» **PROBLEM DETAILS**
Select the lines that contain "JSON" and copy each of them.

────────

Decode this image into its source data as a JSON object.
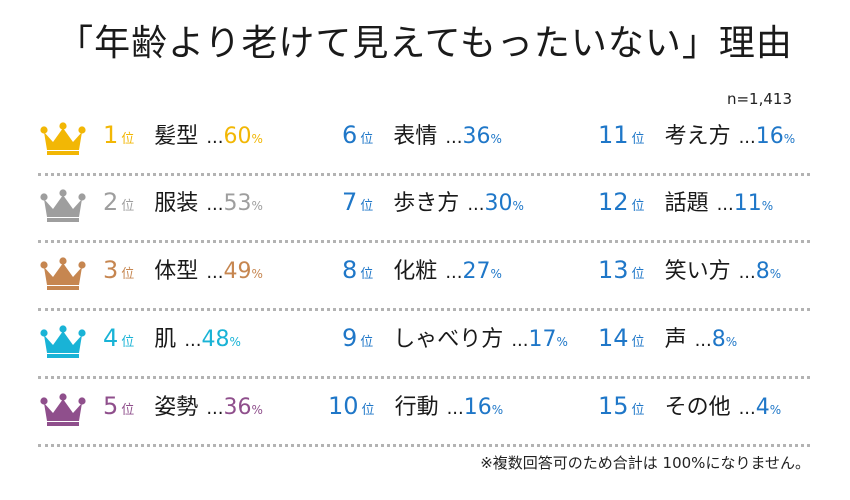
{
  "title": "「年齢より老けて見えてもったいない」理由",
  "sample": "n=1,413",
  "footnote": "※複数回答可のため合計は 100%になりません。",
  "rank_suffix": "位",
  "dots": "...",
  "percent_sign": "%",
  "colors": {
    "gold": "#f2b705",
    "silver": "#9e9e9e",
    "bronze": "#c68650",
    "cyan": "#19b3d6",
    "purple": "#8f4f8c",
    "blue": "#1f77c8"
  },
  "chart_data": {
    "type": "table",
    "title": "「年齢より老けて見えてもったいない」理由",
    "unit": "%",
    "items": [
      {
        "rank": 1,
        "label": "髪型",
        "value": 60
      },
      {
        "rank": 2,
        "label": "服装",
        "value": 53
      },
      {
        "rank": 3,
        "label": "体型",
        "value": 49
      },
      {
        "rank": 4,
        "label": "肌",
        "value": 48
      },
      {
        "rank": 5,
        "label": "姿勢",
        "value": 36
      },
      {
        "rank": 6,
        "label": "表情",
        "value": 36
      },
      {
        "rank": 7,
        "label": "歩き方",
        "value": 30
      },
      {
        "rank": 8,
        "label": "化粧",
        "value": 27
      },
      {
        "rank": 9,
        "label": "しゃべり方",
        "value": 17
      },
      {
        "rank": 10,
        "label": "行動",
        "value": 16
      },
      {
        "rank": 11,
        "label": "考え方",
        "value": 16
      },
      {
        "rank": 12,
        "label": "話題",
        "value": 11
      },
      {
        "rank": 13,
        "label": "笑い方",
        "value": 8
      },
      {
        "rank": 14,
        "label": "声",
        "value": 8
      },
      {
        "rank": 15,
        "label": "その他",
        "value": 4
      }
    ],
    "crown_icons": [
      "gold-crown-icon",
      "silver-crown-icon",
      "bronze-crown-icon",
      "cyan-crown-icon",
      "purple-crown-icon"
    ]
  }
}
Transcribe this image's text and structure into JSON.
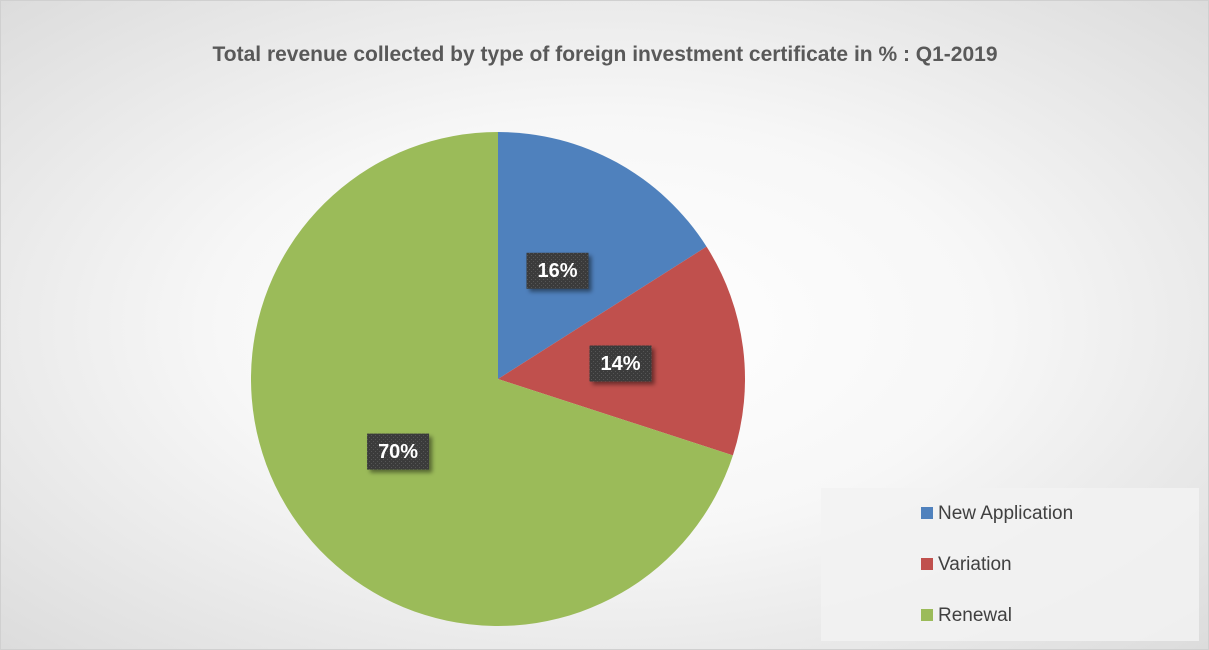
{
  "chart_data": {
    "type": "pie",
    "title": "Total revenue collected by type of foreign investment certificate in % : Q1-2019",
    "categories": [
      "New Application",
      "Variation",
      "Renewal"
    ],
    "values": [
      16,
      14,
      70
    ],
    "value_labels": [
      "16%",
      "14%",
      "70%"
    ],
    "colors": [
      "#4f81bd",
      "#c0504d",
      "#9bbb59"
    ],
    "legend": "lower right"
  }
}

────────

» **CORRECT RESULT**
Decode this image into its source data as a JSON object.
Transcribe this image's text and structure into JSON.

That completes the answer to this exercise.